§ **Given exercise**
Reproduce every line of the records below verbatim, leaving out the pictures.
* * *
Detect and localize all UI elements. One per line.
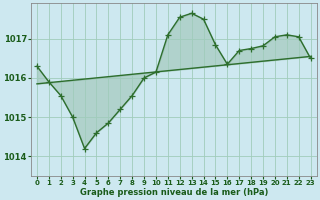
X-axis label: Graphe pression niveau de la mer (hPa): Graphe pression niveau de la mer (hPa) <box>80 188 268 197</box>
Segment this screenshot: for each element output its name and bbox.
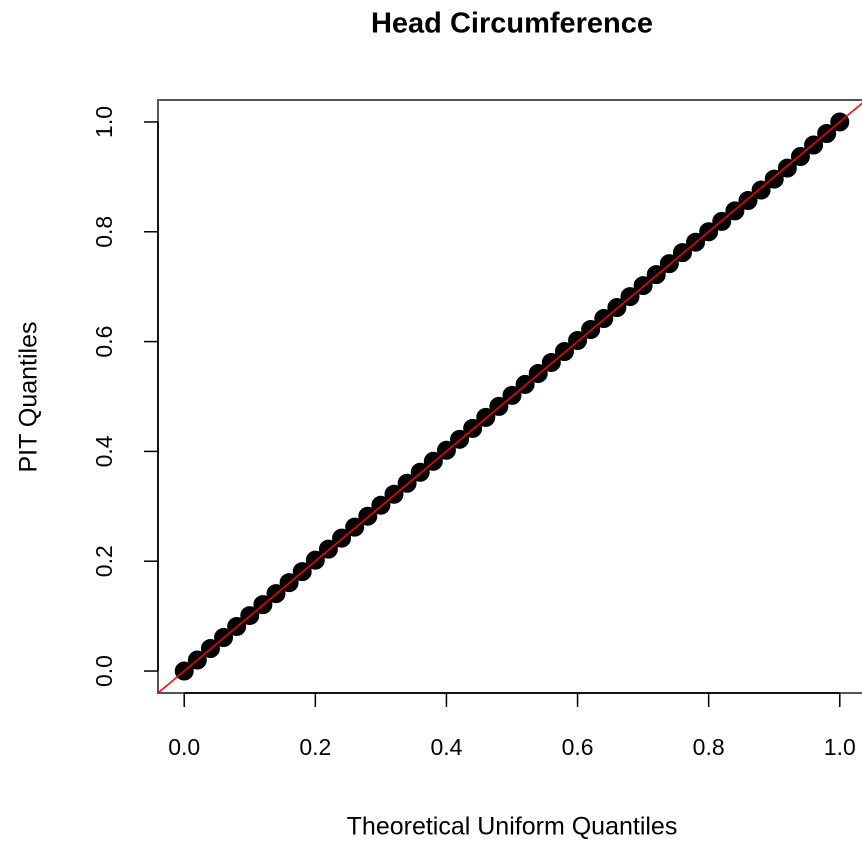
- x-tick-label: 0.2: [299, 734, 331, 760]
- x-tick-label: 0.6: [562, 734, 594, 760]
- chart-title: Head Circumference: [371, 8, 653, 40]
- y-tick-label: 0.4: [91, 435, 117, 467]
- y-tick-label: 0.6: [91, 326, 117, 358]
- x-tick-label: 0.4: [430, 734, 462, 760]
- x-tick-label: 0.8: [693, 734, 725, 760]
- x-tick-label: 1.0: [824, 734, 856, 760]
- x-axis-label: Theoretical Uniform Quantiles: [347, 813, 678, 841]
- point: [751, 180, 771, 200]
- point: [764, 169, 784, 189]
- reference-line: [157, 102, 862, 694]
- x-tick-label: 0.0: [168, 734, 200, 760]
- point: [777, 158, 797, 178]
- y-tick-label: 0.8: [91, 216, 117, 248]
- y-tick-label: 0.0: [91, 655, 117, 687]
- y-tick-label: 0.2: [91, 545, 117, 577]
- y-axis-label: PIT Quantiles: [15, 321, 43, 472]
- y-tick-label: 1.0: [91, 106, 117, 138]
* * *
§ **Written solution**
Detect and localize all UI elements. One per line.
X-axis label: Graphe pression niveau de la mer (hPa): Graphe pression niveau de la mer (hPa) <box>80 188 268 197</box>
Segment this screenshot: for each element output its name and bbox.
- x-tick-label: 0.2: [299, 734, 331, 760]
- x-tick-label: 0.6: [562, 734, 594, 760]
- chart-title: Head Circumference: [371, 8, 653, 40]
- y-tick-label: 0.4: [91, 435, 117, 467]
- y-tick-label: 0.6: [91, 326, 117, 358]
- x-tick-label: 0.4: [430, 734, 462, 760]
- x-tick-label: 0.8: [693, 734, 725, 760]
- x-tick-label: 1.0: [824, 734, 856, 760]
- x-axis-label: Theoretical Uniform Quantiles: [347, 813, 678, 841]
- point: [751, 180, 771, 200]
- point: [764, 169, 784, 189]
- reference-line: [157, 102, 862, 694]
- x-tick-label: 0.0: [168, 734, 200, 760]
- point: [777, 158, 797, 178]
- y-tick-label: 0.8: [91, 216, 117, 248]
- y-tick-label: 0.0: [91, 655, 117, 687]
- y-tick-label: 0.2: [91, 545, 117, 577]
- y-axis-label: PIT Quantiles: [15, 321, 43, 472]
- y-tick-label: 1.0: [91, 106, 117, 138]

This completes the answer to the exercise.